WHAT YOU HAVE TO DO: Find the lines holding "structured" and copy them.
--------------------
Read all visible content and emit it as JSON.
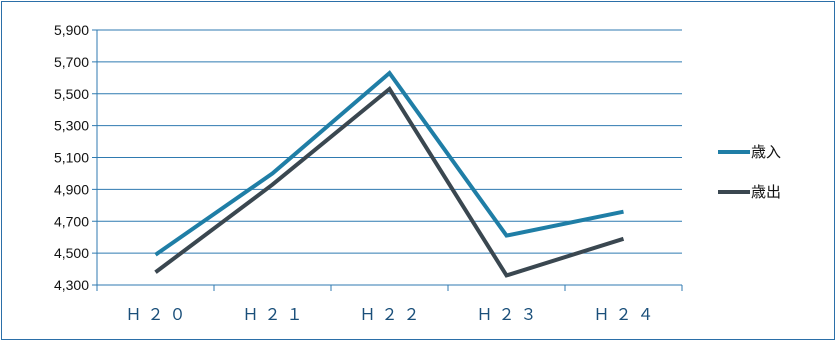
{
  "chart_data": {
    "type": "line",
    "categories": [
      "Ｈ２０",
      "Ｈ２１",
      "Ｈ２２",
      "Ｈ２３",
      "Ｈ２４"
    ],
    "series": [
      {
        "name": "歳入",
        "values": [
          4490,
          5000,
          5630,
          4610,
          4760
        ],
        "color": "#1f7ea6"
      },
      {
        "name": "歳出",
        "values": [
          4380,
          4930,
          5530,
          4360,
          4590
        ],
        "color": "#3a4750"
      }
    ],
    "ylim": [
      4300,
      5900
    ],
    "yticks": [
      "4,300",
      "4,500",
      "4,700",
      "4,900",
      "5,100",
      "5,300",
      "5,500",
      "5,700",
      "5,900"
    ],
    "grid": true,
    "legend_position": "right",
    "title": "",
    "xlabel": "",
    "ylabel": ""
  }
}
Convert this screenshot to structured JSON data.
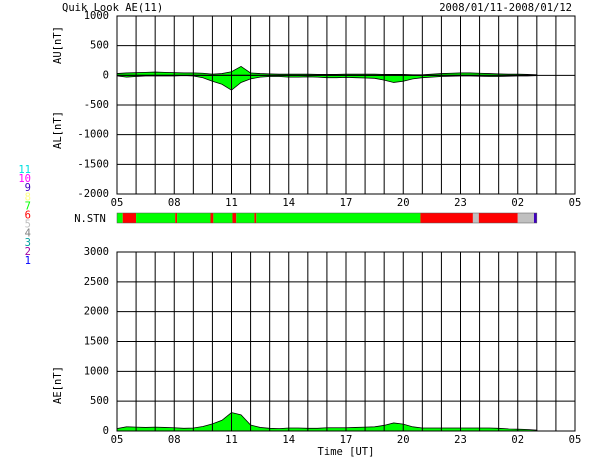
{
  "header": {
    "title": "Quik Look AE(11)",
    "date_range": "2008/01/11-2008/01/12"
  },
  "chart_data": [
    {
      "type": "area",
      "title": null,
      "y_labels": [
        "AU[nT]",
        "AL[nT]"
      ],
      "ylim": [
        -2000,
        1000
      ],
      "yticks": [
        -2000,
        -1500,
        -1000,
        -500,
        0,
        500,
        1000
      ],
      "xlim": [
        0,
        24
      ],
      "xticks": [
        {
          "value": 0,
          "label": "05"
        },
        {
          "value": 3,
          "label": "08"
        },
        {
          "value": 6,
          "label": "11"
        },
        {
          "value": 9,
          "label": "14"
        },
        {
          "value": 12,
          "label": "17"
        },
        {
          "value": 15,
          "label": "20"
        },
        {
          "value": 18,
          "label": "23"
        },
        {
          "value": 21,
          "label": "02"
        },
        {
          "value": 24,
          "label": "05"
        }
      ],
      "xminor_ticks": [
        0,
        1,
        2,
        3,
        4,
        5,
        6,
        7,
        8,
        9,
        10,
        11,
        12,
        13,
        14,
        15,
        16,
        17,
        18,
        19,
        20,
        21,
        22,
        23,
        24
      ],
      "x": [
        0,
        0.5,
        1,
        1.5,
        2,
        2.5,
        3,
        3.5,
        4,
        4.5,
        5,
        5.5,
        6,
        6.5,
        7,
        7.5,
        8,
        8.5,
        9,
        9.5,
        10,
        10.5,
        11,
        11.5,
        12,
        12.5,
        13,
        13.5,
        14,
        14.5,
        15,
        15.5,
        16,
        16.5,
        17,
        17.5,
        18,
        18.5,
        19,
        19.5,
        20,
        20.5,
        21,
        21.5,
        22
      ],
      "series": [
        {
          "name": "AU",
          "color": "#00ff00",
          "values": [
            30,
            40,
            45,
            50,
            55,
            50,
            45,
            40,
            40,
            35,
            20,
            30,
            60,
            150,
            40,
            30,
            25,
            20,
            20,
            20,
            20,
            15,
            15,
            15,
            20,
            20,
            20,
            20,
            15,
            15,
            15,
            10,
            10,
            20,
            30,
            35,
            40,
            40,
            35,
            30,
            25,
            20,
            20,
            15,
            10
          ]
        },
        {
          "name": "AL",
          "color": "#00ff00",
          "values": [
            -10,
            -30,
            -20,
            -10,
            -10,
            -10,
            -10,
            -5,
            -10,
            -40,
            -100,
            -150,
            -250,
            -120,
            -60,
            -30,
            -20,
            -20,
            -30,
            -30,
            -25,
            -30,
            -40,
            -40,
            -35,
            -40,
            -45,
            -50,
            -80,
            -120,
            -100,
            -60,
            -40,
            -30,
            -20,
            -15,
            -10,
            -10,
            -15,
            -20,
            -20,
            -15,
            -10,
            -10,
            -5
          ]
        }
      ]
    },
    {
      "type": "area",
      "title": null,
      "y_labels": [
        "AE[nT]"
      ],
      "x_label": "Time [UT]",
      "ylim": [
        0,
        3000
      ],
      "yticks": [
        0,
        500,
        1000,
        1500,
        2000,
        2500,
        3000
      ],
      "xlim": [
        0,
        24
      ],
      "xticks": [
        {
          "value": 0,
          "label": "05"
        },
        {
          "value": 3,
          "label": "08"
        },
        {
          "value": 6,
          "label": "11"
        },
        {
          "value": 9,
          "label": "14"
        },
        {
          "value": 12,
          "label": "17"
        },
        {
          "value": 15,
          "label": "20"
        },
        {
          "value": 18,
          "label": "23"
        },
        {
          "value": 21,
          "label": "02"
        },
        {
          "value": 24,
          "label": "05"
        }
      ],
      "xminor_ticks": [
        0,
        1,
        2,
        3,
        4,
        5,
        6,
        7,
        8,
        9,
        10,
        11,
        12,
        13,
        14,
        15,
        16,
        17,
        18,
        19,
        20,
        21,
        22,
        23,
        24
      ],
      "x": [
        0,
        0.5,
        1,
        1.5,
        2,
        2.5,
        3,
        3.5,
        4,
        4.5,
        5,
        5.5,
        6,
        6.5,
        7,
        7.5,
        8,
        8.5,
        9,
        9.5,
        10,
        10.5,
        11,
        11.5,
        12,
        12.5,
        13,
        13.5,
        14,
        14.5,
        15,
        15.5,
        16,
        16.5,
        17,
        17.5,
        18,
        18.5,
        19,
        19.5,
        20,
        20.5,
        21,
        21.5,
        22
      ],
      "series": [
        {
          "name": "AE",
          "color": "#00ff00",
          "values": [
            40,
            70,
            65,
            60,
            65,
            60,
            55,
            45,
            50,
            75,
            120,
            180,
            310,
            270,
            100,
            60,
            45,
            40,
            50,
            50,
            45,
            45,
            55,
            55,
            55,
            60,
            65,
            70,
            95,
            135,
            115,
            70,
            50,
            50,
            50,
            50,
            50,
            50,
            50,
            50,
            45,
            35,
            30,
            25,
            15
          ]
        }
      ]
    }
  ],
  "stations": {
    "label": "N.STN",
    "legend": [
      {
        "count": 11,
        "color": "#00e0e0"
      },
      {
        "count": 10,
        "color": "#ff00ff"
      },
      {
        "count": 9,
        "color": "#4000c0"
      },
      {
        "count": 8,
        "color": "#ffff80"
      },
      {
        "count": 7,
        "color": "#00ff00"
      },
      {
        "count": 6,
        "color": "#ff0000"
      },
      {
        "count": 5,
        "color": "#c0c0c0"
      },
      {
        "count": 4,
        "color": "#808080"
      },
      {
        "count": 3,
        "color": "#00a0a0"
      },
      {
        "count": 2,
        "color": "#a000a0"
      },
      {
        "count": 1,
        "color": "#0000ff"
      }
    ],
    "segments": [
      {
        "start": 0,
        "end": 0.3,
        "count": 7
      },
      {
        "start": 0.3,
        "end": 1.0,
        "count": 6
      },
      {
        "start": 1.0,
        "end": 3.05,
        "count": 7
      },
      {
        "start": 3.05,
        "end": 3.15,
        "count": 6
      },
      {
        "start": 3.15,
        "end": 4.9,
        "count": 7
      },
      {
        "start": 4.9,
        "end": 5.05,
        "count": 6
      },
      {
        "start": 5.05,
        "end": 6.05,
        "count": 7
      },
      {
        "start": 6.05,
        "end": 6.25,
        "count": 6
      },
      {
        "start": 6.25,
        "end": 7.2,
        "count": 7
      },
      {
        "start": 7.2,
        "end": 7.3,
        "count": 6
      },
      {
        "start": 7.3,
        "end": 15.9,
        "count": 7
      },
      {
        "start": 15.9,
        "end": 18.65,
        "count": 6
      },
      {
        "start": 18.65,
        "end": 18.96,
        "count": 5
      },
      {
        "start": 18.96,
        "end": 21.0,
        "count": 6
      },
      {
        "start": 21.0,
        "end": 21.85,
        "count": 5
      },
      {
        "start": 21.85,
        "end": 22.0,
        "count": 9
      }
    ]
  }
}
--------------------
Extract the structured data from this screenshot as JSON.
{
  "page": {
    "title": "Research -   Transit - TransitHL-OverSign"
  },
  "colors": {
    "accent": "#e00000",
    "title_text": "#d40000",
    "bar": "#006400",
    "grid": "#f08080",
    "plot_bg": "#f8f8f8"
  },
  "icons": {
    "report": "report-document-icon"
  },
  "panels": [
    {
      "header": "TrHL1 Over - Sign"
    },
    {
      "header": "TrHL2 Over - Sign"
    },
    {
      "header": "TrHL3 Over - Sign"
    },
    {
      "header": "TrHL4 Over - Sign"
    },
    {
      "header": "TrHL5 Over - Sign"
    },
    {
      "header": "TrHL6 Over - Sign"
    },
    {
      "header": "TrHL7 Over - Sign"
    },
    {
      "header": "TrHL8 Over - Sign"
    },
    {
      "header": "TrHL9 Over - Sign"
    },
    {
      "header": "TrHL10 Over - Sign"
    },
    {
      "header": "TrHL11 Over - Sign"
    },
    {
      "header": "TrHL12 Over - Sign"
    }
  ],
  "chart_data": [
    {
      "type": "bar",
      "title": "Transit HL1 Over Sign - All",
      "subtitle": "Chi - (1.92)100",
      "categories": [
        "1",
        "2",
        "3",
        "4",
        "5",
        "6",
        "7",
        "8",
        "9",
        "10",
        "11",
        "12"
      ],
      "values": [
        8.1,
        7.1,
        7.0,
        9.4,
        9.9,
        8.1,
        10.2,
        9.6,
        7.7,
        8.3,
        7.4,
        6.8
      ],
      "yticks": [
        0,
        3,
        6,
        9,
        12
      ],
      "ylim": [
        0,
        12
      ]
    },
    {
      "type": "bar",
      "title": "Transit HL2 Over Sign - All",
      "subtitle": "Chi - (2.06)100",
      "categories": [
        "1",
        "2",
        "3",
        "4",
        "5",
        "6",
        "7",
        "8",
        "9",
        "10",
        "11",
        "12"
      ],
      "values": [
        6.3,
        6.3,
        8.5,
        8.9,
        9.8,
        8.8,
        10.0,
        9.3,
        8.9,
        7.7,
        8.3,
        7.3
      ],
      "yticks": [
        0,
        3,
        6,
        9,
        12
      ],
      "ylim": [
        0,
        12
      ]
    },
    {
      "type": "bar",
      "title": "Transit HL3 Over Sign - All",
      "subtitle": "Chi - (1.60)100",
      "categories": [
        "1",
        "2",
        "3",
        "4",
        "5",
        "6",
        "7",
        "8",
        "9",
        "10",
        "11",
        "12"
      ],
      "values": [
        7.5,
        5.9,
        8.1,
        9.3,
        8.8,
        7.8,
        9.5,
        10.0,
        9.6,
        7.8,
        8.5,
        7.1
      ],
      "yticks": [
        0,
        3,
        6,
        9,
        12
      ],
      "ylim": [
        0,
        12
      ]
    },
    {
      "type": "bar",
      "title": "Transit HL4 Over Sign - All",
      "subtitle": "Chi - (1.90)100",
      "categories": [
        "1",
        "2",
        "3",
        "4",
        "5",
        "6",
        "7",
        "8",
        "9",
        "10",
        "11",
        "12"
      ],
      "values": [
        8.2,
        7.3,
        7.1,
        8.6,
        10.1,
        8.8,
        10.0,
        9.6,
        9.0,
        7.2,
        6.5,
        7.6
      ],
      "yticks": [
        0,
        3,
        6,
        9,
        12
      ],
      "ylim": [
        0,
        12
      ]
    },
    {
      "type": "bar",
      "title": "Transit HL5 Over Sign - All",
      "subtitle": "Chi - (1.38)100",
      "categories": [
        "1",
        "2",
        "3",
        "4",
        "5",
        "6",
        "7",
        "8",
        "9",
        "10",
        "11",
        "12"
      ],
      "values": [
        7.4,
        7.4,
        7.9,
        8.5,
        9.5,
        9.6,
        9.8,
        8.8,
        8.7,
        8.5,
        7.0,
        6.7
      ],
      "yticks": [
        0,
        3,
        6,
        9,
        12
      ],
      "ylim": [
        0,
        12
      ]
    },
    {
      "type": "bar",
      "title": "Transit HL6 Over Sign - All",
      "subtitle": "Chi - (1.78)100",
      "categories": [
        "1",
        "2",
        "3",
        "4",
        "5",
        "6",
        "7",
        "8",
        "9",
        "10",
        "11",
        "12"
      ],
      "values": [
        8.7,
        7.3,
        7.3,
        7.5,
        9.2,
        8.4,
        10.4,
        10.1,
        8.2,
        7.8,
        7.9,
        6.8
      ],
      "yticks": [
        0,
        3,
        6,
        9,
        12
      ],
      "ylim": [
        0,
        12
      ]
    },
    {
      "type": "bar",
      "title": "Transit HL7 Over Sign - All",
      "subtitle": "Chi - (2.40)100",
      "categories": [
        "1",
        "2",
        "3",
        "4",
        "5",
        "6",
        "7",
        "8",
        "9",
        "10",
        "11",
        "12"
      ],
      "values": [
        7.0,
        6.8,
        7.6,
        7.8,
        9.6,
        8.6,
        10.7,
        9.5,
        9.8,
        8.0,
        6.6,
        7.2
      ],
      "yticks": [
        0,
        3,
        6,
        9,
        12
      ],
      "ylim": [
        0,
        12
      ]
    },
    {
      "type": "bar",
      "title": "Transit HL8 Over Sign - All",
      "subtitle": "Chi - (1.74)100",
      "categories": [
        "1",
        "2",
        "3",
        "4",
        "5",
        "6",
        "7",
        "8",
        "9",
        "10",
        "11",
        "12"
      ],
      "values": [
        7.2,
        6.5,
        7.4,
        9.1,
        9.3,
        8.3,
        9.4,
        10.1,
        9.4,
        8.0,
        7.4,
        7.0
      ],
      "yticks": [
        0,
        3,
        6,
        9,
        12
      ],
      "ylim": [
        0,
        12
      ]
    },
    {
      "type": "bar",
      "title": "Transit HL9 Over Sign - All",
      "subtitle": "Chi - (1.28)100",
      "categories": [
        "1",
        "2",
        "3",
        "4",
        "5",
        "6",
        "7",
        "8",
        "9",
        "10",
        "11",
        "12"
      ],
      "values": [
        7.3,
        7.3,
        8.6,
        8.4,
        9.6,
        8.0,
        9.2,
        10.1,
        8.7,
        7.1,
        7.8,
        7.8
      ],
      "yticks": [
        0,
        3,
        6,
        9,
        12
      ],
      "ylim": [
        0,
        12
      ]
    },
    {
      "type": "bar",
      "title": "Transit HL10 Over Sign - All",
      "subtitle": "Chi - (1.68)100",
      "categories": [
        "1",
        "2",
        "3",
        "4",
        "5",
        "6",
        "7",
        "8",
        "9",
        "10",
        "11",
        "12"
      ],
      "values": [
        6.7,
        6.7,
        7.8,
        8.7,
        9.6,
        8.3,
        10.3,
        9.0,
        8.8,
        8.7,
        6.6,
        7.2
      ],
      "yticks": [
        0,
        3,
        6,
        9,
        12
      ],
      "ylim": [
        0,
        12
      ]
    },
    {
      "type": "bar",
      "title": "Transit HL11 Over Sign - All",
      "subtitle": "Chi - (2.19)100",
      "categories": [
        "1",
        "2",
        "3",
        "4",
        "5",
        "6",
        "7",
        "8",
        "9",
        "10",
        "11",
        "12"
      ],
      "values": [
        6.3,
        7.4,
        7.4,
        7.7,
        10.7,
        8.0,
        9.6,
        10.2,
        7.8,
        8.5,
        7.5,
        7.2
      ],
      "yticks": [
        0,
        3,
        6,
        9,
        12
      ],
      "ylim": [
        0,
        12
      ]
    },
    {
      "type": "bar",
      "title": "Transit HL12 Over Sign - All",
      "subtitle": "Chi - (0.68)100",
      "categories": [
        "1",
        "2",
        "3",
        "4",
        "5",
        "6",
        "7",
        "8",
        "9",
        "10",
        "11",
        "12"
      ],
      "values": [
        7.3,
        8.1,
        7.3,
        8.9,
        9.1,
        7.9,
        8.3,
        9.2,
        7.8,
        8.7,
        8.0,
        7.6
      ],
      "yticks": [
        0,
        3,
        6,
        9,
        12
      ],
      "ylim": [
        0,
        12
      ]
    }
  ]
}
--------------------
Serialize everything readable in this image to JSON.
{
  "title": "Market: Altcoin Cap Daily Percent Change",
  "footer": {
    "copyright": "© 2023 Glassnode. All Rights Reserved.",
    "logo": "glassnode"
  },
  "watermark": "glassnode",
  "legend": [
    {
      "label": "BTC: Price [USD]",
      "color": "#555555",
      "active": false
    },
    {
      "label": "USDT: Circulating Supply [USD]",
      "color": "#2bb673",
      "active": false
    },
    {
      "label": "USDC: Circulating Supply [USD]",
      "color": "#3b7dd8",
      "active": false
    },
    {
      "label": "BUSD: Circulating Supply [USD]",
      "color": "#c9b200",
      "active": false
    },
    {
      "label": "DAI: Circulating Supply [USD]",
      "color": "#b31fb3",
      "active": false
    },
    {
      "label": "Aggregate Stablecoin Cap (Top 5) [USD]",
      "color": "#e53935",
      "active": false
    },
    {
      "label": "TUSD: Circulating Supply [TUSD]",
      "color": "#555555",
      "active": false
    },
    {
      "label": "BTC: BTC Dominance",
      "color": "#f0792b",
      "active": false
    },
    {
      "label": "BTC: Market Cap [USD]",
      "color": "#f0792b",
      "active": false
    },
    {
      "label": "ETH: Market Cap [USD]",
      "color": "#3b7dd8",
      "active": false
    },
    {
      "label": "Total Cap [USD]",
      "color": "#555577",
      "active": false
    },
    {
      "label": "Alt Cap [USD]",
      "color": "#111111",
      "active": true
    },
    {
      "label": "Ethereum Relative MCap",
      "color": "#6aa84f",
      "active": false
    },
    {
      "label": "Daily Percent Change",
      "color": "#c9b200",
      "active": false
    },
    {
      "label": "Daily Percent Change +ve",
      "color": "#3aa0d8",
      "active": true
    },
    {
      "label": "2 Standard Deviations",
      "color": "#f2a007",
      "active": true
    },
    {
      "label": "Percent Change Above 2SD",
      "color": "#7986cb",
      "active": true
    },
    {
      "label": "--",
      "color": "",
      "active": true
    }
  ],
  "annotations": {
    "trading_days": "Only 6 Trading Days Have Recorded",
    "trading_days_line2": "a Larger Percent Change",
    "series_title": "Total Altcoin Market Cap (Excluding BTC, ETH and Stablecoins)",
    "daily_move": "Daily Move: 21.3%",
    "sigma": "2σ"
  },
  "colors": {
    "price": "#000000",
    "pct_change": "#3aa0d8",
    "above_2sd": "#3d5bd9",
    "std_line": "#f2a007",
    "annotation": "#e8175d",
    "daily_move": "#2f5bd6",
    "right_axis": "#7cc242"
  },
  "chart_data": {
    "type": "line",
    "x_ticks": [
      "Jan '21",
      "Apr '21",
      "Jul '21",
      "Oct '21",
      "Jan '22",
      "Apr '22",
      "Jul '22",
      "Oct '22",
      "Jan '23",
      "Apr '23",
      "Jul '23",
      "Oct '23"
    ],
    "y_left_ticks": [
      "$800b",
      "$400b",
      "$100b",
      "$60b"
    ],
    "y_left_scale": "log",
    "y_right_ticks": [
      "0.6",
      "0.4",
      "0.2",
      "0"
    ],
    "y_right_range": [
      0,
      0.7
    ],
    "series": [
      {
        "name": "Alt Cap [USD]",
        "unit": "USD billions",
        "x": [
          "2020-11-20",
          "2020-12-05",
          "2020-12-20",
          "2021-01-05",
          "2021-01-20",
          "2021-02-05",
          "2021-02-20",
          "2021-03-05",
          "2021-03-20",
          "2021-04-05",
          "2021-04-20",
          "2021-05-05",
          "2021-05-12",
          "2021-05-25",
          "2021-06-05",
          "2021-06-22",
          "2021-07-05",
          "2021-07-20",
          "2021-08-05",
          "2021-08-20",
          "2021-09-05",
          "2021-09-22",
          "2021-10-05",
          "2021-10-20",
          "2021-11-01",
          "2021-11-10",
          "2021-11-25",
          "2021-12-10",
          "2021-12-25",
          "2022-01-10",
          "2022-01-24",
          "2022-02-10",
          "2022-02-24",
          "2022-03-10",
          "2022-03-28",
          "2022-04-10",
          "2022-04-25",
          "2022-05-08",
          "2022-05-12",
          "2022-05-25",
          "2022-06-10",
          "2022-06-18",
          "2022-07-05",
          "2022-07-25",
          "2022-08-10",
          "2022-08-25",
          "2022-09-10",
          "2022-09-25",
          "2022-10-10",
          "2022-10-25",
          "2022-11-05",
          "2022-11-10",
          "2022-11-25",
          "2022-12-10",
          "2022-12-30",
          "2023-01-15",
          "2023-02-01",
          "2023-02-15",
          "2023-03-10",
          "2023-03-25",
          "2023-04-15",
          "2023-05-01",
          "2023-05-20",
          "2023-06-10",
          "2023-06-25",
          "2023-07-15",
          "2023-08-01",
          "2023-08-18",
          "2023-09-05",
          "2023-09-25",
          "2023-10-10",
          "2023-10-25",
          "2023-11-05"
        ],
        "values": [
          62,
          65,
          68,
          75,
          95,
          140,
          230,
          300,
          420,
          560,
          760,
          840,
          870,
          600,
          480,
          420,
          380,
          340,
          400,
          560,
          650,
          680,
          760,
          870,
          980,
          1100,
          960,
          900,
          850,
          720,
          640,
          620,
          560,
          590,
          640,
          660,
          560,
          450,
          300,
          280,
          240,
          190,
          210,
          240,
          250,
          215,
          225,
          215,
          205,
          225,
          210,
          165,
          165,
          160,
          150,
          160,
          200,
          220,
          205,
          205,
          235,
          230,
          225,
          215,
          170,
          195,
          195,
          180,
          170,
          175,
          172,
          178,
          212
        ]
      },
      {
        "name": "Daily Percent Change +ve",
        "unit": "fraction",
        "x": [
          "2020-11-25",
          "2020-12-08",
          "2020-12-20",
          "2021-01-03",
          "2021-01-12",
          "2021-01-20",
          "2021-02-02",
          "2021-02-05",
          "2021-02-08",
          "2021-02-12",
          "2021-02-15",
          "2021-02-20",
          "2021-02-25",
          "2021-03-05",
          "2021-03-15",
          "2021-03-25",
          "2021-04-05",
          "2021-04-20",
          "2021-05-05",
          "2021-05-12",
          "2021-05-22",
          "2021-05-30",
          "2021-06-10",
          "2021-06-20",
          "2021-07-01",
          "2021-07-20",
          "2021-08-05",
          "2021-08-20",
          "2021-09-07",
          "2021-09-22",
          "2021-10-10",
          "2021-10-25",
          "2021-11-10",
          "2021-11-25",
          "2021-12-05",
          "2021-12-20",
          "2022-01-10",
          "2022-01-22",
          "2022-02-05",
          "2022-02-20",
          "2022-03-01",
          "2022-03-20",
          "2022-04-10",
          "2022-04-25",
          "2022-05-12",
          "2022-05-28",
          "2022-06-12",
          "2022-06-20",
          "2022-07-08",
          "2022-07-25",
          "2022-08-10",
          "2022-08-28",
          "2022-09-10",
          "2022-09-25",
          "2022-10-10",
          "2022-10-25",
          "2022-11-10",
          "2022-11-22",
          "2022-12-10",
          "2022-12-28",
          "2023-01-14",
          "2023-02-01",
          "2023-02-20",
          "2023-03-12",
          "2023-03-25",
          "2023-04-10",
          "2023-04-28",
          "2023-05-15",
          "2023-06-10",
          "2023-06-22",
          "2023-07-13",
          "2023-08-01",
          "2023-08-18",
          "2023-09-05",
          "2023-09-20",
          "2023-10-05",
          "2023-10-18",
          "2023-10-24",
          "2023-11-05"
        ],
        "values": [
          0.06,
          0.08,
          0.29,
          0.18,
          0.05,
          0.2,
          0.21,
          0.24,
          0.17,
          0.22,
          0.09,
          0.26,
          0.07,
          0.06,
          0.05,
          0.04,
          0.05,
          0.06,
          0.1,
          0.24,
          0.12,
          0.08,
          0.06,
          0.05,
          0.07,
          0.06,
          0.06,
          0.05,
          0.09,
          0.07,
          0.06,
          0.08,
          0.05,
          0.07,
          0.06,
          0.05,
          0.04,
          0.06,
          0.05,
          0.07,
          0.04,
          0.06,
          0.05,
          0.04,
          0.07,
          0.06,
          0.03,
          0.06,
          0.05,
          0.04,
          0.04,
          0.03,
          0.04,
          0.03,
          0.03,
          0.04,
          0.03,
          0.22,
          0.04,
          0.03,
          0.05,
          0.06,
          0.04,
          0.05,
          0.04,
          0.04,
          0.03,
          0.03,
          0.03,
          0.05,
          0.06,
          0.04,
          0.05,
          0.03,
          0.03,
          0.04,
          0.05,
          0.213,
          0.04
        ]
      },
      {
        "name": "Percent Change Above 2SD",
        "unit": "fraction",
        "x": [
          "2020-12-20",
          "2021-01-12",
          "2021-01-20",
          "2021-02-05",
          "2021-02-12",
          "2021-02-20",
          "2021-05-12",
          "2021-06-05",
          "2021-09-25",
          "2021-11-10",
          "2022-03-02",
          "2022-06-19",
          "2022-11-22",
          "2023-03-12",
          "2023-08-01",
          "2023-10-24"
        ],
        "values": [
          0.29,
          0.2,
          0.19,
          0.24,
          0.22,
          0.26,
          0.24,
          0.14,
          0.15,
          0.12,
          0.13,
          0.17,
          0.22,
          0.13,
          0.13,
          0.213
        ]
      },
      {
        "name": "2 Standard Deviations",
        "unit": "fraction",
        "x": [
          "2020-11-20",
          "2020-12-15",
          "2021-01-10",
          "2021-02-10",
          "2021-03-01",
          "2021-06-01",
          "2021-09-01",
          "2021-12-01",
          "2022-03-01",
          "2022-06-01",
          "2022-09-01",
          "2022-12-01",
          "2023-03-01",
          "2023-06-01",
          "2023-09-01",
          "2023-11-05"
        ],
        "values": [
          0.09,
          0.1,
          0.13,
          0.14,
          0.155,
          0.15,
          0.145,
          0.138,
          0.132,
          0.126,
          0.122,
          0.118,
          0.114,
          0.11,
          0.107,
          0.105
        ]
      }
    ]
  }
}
--------------------
FULL SOLUTION:
Convert this screenshot to structured JSON data.
Extract the structured data from this screenshot as JSON.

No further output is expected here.